Extracted records:

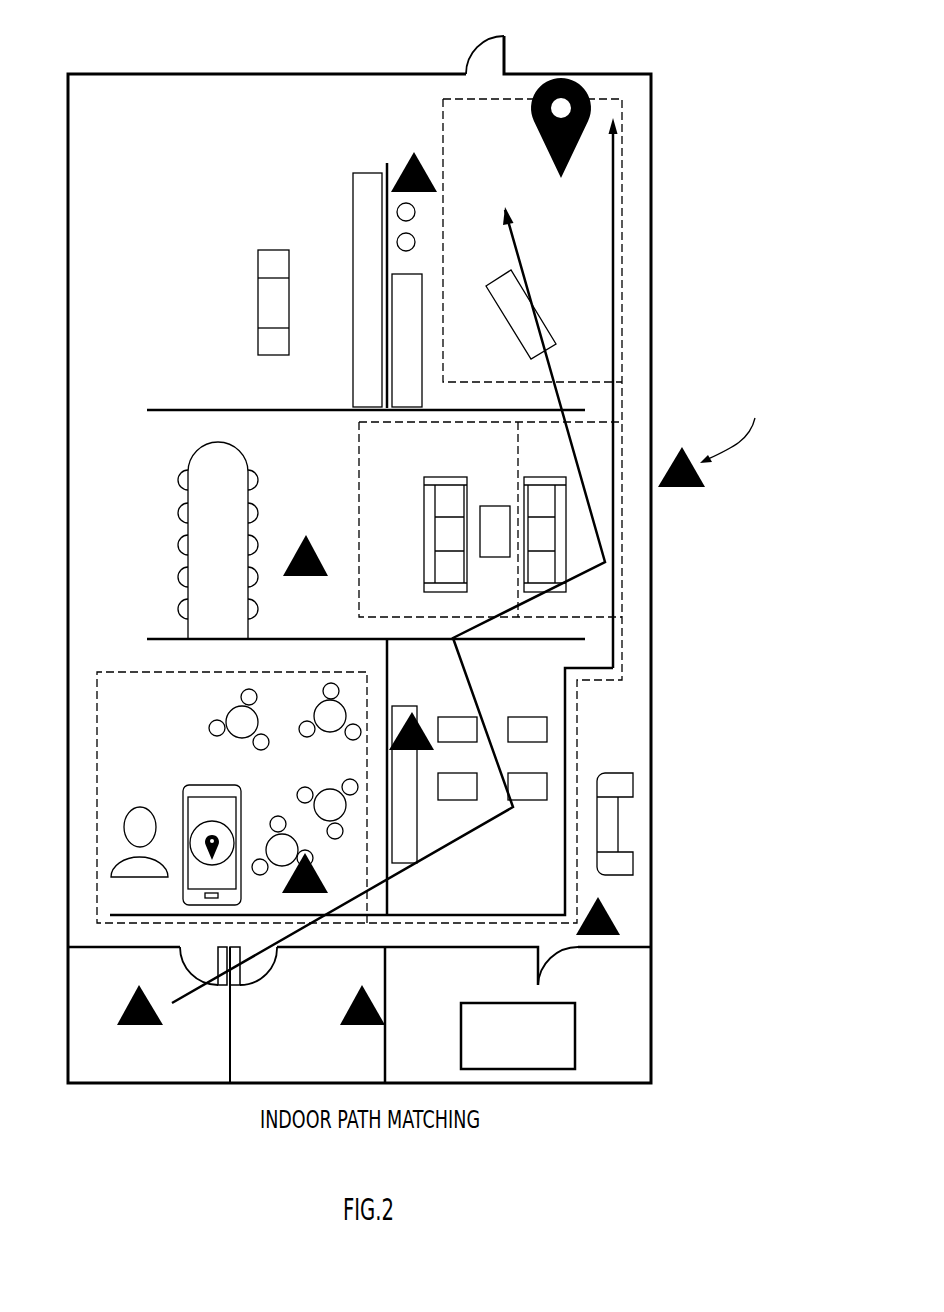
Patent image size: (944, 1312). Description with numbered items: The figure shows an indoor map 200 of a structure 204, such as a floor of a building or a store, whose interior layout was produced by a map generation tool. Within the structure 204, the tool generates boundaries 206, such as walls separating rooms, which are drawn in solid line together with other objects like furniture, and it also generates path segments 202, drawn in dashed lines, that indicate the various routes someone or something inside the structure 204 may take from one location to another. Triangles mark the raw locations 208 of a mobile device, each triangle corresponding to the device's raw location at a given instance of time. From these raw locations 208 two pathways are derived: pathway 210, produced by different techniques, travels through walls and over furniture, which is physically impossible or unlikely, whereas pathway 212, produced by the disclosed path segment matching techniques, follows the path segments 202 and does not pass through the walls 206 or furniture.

The indoor map 200 is at (96, 28).
The path segments 202 is at (177, 673).
The structure 204 is at (652, 222).
The boundaries 206 is at (543, 640).
The raw locations 208 is at (610, 915).
The pathway 210 is at (467, 835).
The pathway 212 is at (613, 268).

■ **Requirement**
Can you lay out the rows above as a JSON list of strings with one string per line, skipping blank lines and leaving out the pictures?

■ **Result of the task**
[
  "Patent image size: (944, 1312). Description with numbered items: The figure shows an indoor map 200 of a structure 204, such as a floor of a building or a store, whose interior layout was produced by a map generation tool. Within the structure 204, the tool generates boundaries 206, such as walls separating rooms, which are drawn in solid line together with other objects like furniture, and it also generates path segments 202, drawn in dashed lines, that indicate the various routes someone or something inside the structure 204 may take from one location to another. Triangles mark the raw locations 208 of a mobile device, each triangle corresponding to the device's raw location at a given instance of time. From these raw locations 208 two pathways are derived: pathway 210, produced by different techniques, travels through walls and over furniture, which is physically impossible or unlikely, whereas pathway 212, produced by the disclosed path segment matching techniques, follows the path segments 202 and does not pass through the walls 206 or furniture.",
  "The indoor map 200 is at (96, 28).",
  "The path segments 202 is at (177, 673).",
  "The structure 204 is at (652, 222).",
  "The boundaries 206 is at (543, 640).",
  "The raw locations 208 is at (610, 915).",
  "The pathway 210 is at (467, 835).",
  "The pathway 212 is at (613, 268)."
]